Written request => Your task is to copy the material exactly.
═════ Records supplied ═════
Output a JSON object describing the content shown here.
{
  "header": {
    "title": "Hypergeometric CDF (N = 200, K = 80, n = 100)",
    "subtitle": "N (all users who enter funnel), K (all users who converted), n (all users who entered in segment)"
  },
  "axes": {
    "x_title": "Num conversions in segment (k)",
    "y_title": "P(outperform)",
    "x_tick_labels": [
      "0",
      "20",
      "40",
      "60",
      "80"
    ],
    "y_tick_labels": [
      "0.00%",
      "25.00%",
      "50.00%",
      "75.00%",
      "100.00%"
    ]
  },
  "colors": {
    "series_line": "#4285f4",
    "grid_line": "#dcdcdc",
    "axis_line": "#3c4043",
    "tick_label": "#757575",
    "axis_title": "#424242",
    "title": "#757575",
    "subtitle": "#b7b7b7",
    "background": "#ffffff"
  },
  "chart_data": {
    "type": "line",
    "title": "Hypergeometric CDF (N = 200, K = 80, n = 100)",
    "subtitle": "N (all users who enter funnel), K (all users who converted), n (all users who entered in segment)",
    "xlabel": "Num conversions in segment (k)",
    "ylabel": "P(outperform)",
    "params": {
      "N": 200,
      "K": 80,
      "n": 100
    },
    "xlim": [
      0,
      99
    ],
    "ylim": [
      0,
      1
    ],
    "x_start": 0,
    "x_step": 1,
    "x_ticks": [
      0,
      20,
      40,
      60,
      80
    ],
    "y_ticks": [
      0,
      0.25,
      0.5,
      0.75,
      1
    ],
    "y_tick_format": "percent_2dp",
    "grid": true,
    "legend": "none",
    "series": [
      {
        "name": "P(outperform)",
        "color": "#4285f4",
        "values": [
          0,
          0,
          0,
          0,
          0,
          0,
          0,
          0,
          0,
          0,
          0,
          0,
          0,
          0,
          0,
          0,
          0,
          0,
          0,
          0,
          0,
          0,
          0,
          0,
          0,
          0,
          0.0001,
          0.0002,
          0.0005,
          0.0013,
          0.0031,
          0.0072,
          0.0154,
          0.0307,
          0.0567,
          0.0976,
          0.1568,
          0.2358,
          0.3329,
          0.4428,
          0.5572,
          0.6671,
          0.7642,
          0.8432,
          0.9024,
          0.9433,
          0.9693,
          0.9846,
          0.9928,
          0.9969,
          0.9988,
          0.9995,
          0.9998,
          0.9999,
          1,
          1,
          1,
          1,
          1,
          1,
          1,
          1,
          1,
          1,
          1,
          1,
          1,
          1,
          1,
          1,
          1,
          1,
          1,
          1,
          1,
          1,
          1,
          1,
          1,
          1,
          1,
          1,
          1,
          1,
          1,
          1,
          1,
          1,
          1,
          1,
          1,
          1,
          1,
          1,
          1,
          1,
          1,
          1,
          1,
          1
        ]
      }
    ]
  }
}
═════
Solution for this exercise =>
Output a JSON object describing the content shown here.
{
  "header": {
    "title": "Hypergeometric CDF (N = 200, K = 80, n = 100)",
    "subtitle": "N (all users who enter funnel), K (all users who converted), n (all users who entered in segment)"
  },
  "axes": {
    "x_title": "Num conversions in segment (k)",
    "y_title": "P(outperform)",
    "x_tick_labels": [
      "0",
      "20",
      "40",
      "60",
      "80"
    ],
    "y_tick_labels": [
      "0.00%",
      "25.00%",
      "50.00%",
      "75.00%",
      "100.00%"
    ]
  },
  "colors": {
    "series_line": "#4285f4",
    "grid_line": "#dcdcdc",
    "axis_line": "#3c4043",
    "tick_label": "#757575",
    "axis_title": "#424242",
    "title": "#757575",
    "subtitle": "#b7b7b7",
    "background": "#ffffff"
  },
  "chart_data": {
    "type": "line",
    "title": "Hypergeometric CDF (N = 200, K = 80, n = 100)",
    "subtitle": "N (all users who enter funnel), K (all users who converted), n (all users who entered in segment)",
    "xlabel": "Num conversions in segment (k)",
    "ylabel": "P(outperform)",
    "params": {
      "N": 200,
      "K": 80,
      "n": 100
    },
    "xlim": [
      0,
      99
    ],
    "ylim": [
      0,
      1
    ],
    "x_start": 0,
    "x_step": 1,
    "x_ticks": [
      0,
      20,
      40,
      60,
      80
    ],
    "y_ticks": [
      0,
      0.25,
      0.5,
      0.75,
      1
    ],
    "y_tick_format": "percent_2dp",
    "grid": true,
    "legend": "none",
    "series": [
      {
        "name": "P(outperform)",
        "color": "#4285f4",
        "values": [
          0,
          0,
          0,
          0,
          0,
          0,
          0,
          0,
          0,
          0,
          0,
          0,
          0,
          0,
          0,
          0,
          0,
          0,
          0,
          0,
          0,
          0,
          0,
          0,
          0,
          0,
          0.0001,
          0.0002,
          0.0005,
          0.0013,
          0.0031,
          0.0072,
          0.0154,
          0.0307,
          0.0567,
          0.0976,
          0.1568,
          0.2358,
          0.3329,
          0.4428,
          0.5572,
          0.6671,
          0.7642,
          0.8432,
          0.9024,
          0.9433,
          0.9693,
          0.9846,
          0.9928,
          0.9969,
          0.9988,
          0.9995,
          0.9998,
          0.9999,
          1,
          1,
          1,
          1,
          1,
          1,
          1,
          1,
          1,
          1,
          1,
          1,
          1,
          1,
          1,
          1,
          1,
          1,
          1,
          1,
          1,
          1,
          1,
          1,
          1,
          1,
          1,
          1,
          1,
          1,
          1,
          1,
          1,
          1,
          1,
          1,
          1,
          1,
          1,
          1,
          1,
          1,
          1,
          1,
          1,
          1
        ]
      }
    ]
  }
}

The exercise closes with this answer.